Requirement:
List all lines in the material below that contain "triangle".

Records to use:
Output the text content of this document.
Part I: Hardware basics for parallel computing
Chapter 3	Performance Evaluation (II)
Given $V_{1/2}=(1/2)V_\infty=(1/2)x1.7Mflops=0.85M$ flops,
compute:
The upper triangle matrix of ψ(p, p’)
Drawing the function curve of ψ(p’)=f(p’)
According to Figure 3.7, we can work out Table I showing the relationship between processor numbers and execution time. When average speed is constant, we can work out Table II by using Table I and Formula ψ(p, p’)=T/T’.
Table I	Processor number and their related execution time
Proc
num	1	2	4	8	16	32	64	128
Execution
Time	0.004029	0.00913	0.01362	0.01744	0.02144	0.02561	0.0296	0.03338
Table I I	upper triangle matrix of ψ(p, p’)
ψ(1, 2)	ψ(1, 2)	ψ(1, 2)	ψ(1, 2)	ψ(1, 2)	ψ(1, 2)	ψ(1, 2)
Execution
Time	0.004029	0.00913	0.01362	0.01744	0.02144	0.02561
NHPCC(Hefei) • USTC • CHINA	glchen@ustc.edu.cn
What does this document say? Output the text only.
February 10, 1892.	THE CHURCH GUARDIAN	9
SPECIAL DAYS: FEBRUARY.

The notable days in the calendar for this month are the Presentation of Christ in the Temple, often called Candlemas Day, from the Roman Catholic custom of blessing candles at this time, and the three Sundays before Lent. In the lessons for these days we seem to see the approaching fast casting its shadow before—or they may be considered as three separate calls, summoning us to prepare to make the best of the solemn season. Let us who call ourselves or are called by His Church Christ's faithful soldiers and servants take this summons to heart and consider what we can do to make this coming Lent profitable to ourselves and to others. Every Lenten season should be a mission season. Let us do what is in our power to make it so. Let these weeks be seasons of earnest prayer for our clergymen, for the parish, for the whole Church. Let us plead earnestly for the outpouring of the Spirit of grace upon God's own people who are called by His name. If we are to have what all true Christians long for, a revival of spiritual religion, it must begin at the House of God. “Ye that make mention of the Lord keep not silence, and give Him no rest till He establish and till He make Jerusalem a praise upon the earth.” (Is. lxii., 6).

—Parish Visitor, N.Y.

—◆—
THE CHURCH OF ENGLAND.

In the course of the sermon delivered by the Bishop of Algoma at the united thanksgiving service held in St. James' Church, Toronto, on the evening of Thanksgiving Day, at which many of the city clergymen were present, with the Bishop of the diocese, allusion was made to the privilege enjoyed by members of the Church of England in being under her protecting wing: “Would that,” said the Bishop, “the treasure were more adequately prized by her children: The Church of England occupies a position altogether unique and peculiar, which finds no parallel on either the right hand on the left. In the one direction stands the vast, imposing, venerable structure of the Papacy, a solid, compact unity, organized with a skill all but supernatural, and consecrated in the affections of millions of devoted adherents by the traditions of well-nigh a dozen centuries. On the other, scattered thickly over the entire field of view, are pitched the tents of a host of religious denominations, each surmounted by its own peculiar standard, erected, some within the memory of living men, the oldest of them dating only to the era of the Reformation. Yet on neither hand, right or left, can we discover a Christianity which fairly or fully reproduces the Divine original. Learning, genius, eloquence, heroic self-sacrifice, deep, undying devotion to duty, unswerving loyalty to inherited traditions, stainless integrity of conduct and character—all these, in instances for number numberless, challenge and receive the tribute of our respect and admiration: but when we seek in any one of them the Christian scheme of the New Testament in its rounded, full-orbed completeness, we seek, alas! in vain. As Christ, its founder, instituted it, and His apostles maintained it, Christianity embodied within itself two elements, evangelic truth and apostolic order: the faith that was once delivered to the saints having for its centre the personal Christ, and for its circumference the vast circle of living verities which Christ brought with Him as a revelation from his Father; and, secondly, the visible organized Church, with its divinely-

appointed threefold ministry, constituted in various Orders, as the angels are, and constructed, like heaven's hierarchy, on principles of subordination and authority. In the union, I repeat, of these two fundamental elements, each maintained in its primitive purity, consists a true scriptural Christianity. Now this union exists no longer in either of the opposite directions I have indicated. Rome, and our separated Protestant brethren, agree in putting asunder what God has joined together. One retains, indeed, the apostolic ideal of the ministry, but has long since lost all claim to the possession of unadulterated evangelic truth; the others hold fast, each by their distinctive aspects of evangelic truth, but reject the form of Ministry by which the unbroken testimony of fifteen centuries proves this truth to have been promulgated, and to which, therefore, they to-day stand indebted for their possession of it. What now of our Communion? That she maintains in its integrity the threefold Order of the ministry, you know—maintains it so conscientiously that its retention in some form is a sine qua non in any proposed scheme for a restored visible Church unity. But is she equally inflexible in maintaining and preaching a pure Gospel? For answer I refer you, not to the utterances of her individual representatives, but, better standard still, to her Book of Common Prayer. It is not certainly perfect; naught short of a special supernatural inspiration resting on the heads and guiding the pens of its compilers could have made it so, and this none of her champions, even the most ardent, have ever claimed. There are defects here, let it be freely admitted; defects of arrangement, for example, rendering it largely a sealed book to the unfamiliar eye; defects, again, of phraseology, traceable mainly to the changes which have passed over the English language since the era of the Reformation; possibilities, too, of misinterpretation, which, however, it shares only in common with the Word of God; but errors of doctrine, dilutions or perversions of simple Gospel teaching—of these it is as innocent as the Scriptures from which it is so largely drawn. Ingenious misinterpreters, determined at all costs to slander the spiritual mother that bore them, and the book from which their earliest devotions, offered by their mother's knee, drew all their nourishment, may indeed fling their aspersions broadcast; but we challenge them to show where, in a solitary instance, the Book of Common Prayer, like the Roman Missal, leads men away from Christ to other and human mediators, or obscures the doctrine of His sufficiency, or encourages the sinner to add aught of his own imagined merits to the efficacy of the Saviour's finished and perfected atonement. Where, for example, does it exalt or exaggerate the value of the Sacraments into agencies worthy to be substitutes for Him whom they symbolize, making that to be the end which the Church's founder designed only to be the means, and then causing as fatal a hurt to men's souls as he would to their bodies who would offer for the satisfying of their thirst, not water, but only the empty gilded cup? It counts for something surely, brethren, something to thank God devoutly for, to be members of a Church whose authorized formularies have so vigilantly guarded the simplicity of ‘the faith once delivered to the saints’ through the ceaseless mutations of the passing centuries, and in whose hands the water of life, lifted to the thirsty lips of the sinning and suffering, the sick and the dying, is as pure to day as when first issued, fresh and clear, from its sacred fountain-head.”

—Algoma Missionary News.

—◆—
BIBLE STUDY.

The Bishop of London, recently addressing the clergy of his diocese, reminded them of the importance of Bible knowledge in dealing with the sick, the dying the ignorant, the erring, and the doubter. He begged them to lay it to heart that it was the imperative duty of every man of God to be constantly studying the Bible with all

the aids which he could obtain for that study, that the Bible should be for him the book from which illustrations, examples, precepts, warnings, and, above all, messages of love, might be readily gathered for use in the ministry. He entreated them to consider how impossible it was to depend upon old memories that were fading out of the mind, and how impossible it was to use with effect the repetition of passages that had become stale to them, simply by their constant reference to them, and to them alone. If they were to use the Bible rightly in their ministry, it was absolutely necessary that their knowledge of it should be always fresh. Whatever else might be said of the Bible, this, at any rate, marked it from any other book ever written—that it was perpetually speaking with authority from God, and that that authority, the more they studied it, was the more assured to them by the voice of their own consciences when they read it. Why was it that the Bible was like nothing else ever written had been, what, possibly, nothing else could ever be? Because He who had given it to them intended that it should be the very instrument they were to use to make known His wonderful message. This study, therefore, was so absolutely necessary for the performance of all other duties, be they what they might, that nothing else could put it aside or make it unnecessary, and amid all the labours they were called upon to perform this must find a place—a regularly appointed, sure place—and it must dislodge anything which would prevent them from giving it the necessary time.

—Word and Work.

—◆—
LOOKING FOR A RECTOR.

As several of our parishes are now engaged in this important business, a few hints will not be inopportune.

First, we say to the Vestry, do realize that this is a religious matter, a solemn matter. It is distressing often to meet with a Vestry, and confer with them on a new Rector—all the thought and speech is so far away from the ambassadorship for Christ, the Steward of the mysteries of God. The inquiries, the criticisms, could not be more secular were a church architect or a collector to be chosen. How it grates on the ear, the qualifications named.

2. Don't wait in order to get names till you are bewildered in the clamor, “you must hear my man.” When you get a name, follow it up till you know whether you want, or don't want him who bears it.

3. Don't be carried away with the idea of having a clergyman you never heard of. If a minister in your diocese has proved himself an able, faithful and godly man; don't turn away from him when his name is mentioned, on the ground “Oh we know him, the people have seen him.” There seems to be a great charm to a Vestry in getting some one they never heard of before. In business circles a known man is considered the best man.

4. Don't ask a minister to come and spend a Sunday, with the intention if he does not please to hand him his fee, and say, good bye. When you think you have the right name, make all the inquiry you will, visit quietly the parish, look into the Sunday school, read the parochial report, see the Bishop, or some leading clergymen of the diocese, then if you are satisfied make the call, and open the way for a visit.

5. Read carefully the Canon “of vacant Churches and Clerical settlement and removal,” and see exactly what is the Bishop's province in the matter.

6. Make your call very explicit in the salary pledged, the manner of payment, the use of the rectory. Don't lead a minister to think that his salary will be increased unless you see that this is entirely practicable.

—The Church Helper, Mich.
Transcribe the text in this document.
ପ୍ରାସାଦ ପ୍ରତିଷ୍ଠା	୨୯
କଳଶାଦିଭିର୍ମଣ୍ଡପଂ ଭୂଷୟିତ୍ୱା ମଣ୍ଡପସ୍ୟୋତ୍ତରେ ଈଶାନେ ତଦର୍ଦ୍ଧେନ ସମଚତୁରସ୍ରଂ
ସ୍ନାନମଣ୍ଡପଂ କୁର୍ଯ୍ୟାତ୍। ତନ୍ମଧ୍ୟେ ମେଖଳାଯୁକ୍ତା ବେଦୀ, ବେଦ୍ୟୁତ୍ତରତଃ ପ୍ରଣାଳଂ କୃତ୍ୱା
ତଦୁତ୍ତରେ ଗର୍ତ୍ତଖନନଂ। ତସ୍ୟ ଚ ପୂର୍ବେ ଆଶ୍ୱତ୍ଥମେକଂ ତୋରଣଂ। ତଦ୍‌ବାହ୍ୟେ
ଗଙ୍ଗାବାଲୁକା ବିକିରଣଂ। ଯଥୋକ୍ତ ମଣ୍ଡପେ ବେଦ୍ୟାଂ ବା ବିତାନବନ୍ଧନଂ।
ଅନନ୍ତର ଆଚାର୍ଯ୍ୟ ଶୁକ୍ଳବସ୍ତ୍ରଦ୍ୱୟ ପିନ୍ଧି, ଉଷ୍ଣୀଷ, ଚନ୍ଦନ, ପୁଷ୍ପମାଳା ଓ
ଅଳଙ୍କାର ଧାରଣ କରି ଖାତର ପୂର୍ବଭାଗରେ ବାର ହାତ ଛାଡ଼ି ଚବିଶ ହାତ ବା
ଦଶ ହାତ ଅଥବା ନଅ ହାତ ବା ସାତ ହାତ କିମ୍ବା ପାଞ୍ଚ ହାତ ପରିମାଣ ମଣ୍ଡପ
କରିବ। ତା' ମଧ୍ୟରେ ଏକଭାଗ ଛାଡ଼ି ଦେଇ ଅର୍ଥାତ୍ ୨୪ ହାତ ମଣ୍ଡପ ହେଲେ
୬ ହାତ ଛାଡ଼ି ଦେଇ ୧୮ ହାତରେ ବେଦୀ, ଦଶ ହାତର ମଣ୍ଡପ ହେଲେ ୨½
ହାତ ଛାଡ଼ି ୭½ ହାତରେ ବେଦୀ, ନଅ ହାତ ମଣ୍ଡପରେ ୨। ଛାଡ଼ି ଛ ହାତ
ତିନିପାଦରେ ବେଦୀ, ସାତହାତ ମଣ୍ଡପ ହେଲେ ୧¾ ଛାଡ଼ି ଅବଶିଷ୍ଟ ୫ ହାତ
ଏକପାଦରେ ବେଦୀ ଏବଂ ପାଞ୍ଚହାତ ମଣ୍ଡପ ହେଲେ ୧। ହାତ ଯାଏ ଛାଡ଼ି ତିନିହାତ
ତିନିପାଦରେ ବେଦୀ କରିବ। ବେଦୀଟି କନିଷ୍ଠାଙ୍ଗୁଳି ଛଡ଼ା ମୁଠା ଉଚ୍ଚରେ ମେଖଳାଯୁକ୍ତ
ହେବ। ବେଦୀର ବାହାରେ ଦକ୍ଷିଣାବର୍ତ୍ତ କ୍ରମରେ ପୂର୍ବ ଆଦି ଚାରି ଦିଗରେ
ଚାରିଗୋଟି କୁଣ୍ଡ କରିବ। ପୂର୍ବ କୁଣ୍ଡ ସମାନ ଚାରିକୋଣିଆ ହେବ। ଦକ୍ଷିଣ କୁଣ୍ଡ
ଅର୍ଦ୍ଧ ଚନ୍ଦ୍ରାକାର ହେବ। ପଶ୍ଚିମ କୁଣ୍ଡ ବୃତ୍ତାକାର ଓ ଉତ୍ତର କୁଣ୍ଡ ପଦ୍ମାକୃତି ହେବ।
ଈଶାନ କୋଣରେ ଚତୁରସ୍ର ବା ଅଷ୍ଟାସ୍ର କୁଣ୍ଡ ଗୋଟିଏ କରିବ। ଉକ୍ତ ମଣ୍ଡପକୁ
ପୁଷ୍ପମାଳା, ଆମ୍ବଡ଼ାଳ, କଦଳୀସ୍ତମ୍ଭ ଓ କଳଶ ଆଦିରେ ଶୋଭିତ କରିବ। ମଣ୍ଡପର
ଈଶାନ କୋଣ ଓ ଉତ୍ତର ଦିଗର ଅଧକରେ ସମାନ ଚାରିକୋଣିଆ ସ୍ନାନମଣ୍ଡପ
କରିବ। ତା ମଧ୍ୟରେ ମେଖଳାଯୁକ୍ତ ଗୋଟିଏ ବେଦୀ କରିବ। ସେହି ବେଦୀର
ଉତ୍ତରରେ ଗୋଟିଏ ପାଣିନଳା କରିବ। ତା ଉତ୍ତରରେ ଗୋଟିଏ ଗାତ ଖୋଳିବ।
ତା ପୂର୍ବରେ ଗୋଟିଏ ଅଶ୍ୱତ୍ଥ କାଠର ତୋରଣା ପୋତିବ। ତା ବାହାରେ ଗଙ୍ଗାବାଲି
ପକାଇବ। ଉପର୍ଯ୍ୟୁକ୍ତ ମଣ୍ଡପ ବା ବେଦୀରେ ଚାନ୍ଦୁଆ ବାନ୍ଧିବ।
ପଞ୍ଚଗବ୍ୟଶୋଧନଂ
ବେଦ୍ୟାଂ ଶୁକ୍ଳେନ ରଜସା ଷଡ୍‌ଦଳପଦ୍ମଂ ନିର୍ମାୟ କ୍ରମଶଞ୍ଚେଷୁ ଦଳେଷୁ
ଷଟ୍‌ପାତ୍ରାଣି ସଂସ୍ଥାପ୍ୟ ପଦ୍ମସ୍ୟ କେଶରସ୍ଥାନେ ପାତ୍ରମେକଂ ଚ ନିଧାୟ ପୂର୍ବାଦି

The result:
The upper triangle matrix of ψ(p, p’)
Table I I	upper triangle matrix of ψ(p, p’)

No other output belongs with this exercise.